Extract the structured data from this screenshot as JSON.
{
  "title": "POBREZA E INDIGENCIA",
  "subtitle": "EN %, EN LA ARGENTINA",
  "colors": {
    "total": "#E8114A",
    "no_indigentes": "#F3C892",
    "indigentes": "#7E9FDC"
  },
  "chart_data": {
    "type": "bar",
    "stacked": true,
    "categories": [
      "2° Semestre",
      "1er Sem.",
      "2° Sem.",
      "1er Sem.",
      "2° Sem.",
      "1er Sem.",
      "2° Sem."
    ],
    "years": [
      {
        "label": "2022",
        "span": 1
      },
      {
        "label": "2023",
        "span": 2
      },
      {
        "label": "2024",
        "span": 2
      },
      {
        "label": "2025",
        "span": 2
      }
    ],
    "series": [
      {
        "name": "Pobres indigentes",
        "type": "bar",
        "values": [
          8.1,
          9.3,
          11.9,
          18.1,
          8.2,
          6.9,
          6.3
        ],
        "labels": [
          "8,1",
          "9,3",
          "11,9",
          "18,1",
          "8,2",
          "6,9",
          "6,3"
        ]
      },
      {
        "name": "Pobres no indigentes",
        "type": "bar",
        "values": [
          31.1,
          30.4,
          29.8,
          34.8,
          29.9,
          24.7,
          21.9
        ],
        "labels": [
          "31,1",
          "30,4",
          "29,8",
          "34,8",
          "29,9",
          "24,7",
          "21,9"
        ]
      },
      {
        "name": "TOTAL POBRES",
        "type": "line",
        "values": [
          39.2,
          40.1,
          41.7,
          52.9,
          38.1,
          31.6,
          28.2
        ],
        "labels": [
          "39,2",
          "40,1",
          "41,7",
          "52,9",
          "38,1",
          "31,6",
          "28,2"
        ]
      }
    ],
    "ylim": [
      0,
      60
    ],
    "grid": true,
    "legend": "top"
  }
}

***

_Instructions to follow_
Reproduce the listing shown above in its entirety, exactly.

_Written solution_
Extract the structured data from this screenshot as JSON.
{
  "title": "POBREZA E INDIGENCIA",
  "subtitle": "EN %, EN LA ARGENTINA",
  "colors": {
    "total": "#E8114A",
    "no_indigentes": "#F3C892",
    "indigentes": "#7E9FDC"
  },
  "chart_data": {
    "type": "bar",
    "stacked": true,
    "categories": [
      "2° Semestre",
      "1er Sem.",
      "2° Sem.",
      "1er Sem.",
      "2° Sem.",
      "1er Sem.",
      "2° Sem."
    ],
    "years": [
      {
        "label": "2022",
        "span": 1
      },
      {
        "label": "2023",
        "span": 2
      },
      {
        "label": "2024",
        "span": 2
      },
      {
        "label": "2025",
        "span": 2
      }
    ],
    "series": [
      {
        "name": "Pobres indigentes",
        "type": "bar",
        "values": [
          8.1,
          9.3,
          11.9,
          18.1,
          8.2,
          6.9,
          6.3
        ],
        "labels": [
          "8,1",
          "9,3",
          "11,9",
          "18,1",
          "8,2",
          "6,9",
          "6,3"
        ]
      },
      {
        "name": "Pobres no indigentes",
        "type": "bar",
        "values": [
          31.1,
          30.4,
          29.8,
          34.8,
          29.9,
          24.7,
          21.9
        ],
        "labels": [
          "31,1",
          "30,4",
          "29,8",
          "34,8",
          "29,9",
          "24,7",
          "21,9"
        ]
      },
      {
        "name": "TOTAL POBRES",
        "type": "line",
        "values": [
          39.2,
          40.1,
          41.7,
          52.9,
          38.1,
          31.6,
          28.2
        ],
        "labels": [
          "39,2",
          "40,1",
          "41,7",
          "52,9",
          "38,1",
          "31,6",
          "28,2"
        ]
      }
    ],
    "ylim": [
      0,
      60
    ],
    "grid": true,
    "legend": "top"
  }
}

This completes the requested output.